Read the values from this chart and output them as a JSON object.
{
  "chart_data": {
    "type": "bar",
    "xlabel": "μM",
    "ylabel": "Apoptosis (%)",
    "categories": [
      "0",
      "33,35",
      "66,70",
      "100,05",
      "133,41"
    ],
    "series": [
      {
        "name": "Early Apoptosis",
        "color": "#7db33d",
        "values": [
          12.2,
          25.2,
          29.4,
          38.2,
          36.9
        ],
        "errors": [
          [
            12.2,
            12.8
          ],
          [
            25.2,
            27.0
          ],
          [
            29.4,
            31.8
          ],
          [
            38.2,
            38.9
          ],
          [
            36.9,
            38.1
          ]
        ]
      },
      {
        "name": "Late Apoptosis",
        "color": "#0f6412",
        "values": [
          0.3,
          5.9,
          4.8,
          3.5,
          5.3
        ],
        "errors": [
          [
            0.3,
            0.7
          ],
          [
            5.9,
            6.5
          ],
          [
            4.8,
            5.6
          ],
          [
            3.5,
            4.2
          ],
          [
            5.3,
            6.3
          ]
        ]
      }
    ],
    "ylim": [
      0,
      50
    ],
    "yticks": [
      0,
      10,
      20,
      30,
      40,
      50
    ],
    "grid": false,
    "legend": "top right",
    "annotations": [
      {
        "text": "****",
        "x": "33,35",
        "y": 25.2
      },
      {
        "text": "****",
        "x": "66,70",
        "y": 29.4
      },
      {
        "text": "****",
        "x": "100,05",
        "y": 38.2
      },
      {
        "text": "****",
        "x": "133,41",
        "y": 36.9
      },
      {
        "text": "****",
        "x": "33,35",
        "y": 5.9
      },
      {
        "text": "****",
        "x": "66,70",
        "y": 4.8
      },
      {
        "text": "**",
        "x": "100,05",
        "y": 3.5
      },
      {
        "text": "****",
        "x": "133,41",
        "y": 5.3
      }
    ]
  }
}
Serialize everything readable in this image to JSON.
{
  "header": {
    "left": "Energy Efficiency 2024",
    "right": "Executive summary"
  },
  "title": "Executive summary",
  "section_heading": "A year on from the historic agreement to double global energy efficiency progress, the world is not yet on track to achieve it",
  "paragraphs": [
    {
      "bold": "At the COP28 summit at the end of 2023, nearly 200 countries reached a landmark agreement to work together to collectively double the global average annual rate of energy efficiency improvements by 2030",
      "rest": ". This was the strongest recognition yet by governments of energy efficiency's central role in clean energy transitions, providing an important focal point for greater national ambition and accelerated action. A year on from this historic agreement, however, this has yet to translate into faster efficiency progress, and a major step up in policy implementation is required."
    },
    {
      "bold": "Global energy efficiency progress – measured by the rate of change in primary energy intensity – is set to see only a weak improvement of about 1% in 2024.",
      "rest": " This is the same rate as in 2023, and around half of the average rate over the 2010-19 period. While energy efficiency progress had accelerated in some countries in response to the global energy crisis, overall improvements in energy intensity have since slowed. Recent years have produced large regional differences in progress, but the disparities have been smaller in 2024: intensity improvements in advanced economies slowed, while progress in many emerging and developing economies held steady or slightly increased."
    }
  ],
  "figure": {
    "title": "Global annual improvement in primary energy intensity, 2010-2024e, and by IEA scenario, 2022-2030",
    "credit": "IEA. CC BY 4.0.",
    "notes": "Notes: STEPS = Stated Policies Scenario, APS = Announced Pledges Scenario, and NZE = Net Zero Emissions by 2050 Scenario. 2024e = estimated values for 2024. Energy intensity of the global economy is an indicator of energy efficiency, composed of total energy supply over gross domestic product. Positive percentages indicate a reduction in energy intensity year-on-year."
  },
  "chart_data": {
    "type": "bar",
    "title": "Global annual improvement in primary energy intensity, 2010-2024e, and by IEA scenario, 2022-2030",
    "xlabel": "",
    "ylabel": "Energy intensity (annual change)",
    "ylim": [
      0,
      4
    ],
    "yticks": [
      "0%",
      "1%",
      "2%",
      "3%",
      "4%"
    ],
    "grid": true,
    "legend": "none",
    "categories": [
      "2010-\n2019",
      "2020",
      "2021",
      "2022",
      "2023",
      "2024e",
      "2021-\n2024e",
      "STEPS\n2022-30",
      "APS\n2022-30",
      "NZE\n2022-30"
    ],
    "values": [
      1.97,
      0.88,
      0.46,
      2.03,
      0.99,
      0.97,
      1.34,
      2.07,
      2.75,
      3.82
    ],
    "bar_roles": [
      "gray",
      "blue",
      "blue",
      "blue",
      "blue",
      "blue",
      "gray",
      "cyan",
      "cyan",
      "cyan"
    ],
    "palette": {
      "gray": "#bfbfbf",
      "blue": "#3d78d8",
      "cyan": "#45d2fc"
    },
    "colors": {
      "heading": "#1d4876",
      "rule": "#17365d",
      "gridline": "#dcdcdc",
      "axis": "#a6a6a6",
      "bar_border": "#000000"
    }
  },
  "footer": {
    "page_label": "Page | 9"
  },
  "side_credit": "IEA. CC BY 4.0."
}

......

Filter out every line that lacks the word "right", and copy the rest.

    "legend": "top right",
    "right": "Executive summary"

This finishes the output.